- [MATERIAL FOR THE TASK]:
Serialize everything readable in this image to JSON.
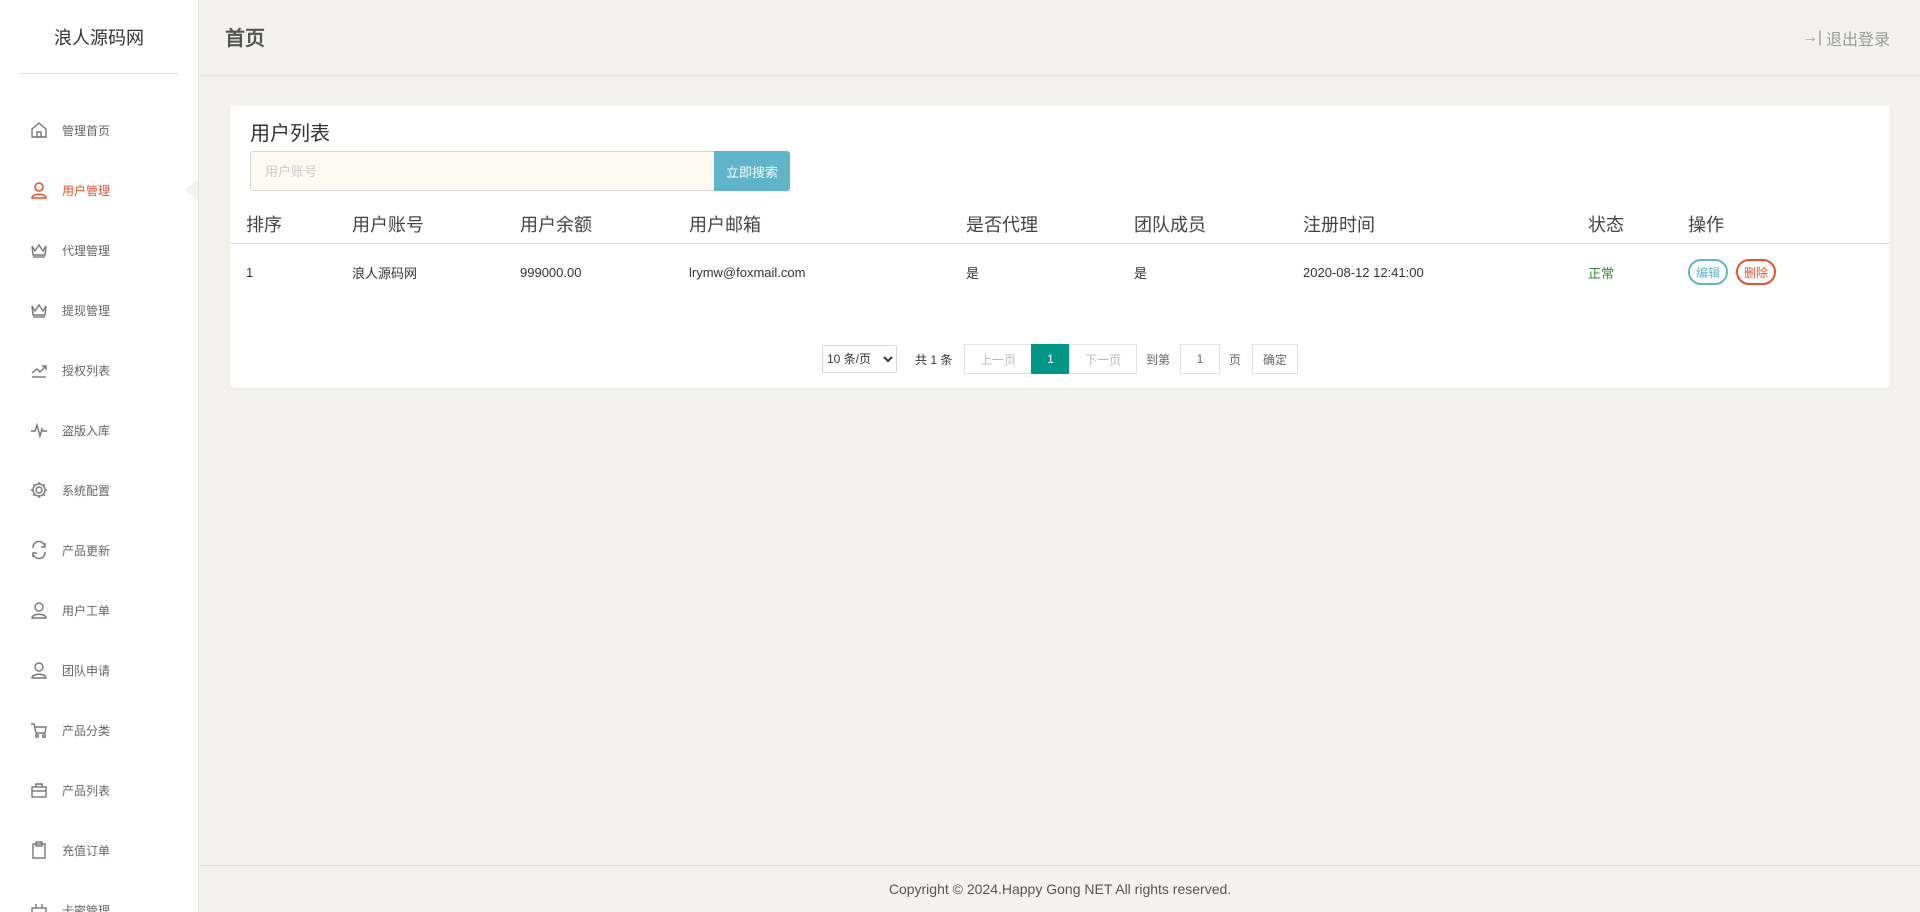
{
  "brand": "浪人源码网",
  "sidebar": {
    "items": [
      {
        "label": "管理首页",
        "icon": "home-icon"
      },
      {
        "label": "用户管理",
        "icon": "user-icon",
        "active": true
      },
      {
        "label": "代理管理",
        "icon": "crown-icon"
      },
      {
        "label": "提现管理",
        "icon": "crown-icon"
      },
      {
        "label": "授权列表",
        "icon": "trend-icon"
      },
      {
        "label": "盗版入库",
        "icon": "pulse-icon"
      },
      {
        "label": "系统配置",
        "icon": "gear-icon"
      },
      {
        "label": "产品更新",
        "icon": "refresh-icon"
      },
      {
        "label": "用户工单",
        "icon": "user-icon"
      },
      {
        "label": "团队申请",
        "icon": "user-icon"
      },
      {
        "label": "产品分类",
        "icon": "cart-icon"
      },
      {
        "label": "产品列表",
        "icon": "bag-icon"
      },
      {
        "label": "充值订单",
        "icon": "clipboard-icon"
      },
      {
        "label": "卡密管理",
        "icon": "box-icon"
      }
    ]
  },
  "header": {
    "title": "首页",
    "logout_label": "退出登录",
    "logout_icon": "→|"
  },
  "panel": {
    "title": "用户列表",
    "search": {
      "placeholder": "用户账号",
      "value": "",
      "button_label": "立即搜索"
    }
  },
  "table": {
    "columns": [
      "排序",
      "用户账号",
      "用户余额",
      "用户邮箱",
      "是否代理",
      "团队成员",
      "注册时间",
      "状态",
      "操作"
    ],
    "rows": [
      {
        "order": "1",
        "account": "浪人源码网",
        "balance": "999000.00",
        "email": "lrymw@foxmail.com",
        "is_agent": "是",
        "team_member": "是",
        "reg_time": "2020-08-12 12:41:00",
        "status": "正常",
        "edit_label": "编辑",
        "delete_label": "删除"
      }
    ]
  },
  "pagination": {
    "page_size_label": "10 条/页",
    "total_label": "共 1 条",
    "prev_label": "上一页",
    "current_page": "1",
    "next_label": "下一页",
    "goto_label": "到第",
    "goto_value": "1",
    "page_unit": "页",
    "confirm_label": "确定"
  },
  "footer": {
    "copyright": "Copyright © 2024.Happy Gong NET All rights reserved."
  },
  "colors": {
    "accent": "#e8512b",
    "search_button": "#5fb5c9",
    "pager_active": "#009688",
    "status_ok": "#2e8b2e"
  }
}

- [EXERCISE GOAL]: Pictures don't belong in the copy. Transcribe every record exactly as it appears.

- [SOLUTION TO THE PROBLEM]:
Serialize everything readable in this image to JSON.
{
  "brand": "浪人源码网",
  "sidebar": {
    "items": [
      {
        "label": "管理首页",
        "icon": "home-icon"
      },
      {
        "label": "用户管理",
        "icon": "user-icon",
        "active": true
      },
      {
        "label": "代理管理",
        "icon": "crown-icon"
      },
      {
        "label": "提现管理",
        "icon": "crown-icon"
      },
      {
        "label": "授权列表",
        "icon": "trend-icon"
      },
      {
        "label": "盗版入库",
        "icon": "pulse-icon"
      },
      {
        "label": "系统配置",
        "icon": "gear-icon"
      },
      {
        "label": "产品更新",
        "icon": "refresh-icon"
      },
      {
        "label": "用户工单",
        "icon": "user-icon"
      },
      {
        "label": "团队申请",
        "icon": "user-icon"
      },
      {
        "label": "产品分类",
        "icon": "cart-icon"
      },
      {
        "label": "产品列表",
        "icon": "bag-icon"
      },
      {
        "label": "充值订单",
        "icon": "clipboard-icon"
      },
      {
        "label": "卡密管理",
        "icon": "box-icon"
      }
    ]
  },
  "header": {
    "title": "首页",
    "logout_label": "退出登录",
    "logout_icon": "→|"
  },
  "panel": {
    "title": "用户列表",
    "search": {
      "placeholder": "用户账号",
      "value": "",
      "button_label": "立即搜索"
    }
  },
  "table": {
    "columns": [
      "排序",
      "用户账号",
      "用户余额",
      "用户邮箱",
      "是否代理",
      "团队成员",
      "注册时间",
      "状态",
      "操作"
    ],
    "rows": [
      {
        "order": "1",
        "account": "浪人源码网",
        "balance": "999000.00",
        "email": "lrymw@foxmail.com",
        "is_agent": "是",
        "team_member": "是",
        "reg_time": "2020-08-12 12:41:00",
        "status": "正常",
        "edit_label": "编辑",
        "delete_label": "删除"
      }
    ]
  },
  "pagination": {
    "page_size_label": "10 条/页",
    "total_label": "共 1 条",
    "prev_label": "上一页",
    "current_page": "1",
    "next_label": "下一页",
    "goto_label": "到第",
    "goto_value": "1",
    "page_unit": "页",
    "confirm_label": "确定"
  },
  "footer": {
    "copyright": "Copyright © 2024.Happy Gong NET All rights reserved."
  },
  "colors": {
    "accent": "#e8512b",
    "search_button": "#5fb5c9",
    "pager_active": "#009688",
    "status_ok": "#2e8b2e"
  }
}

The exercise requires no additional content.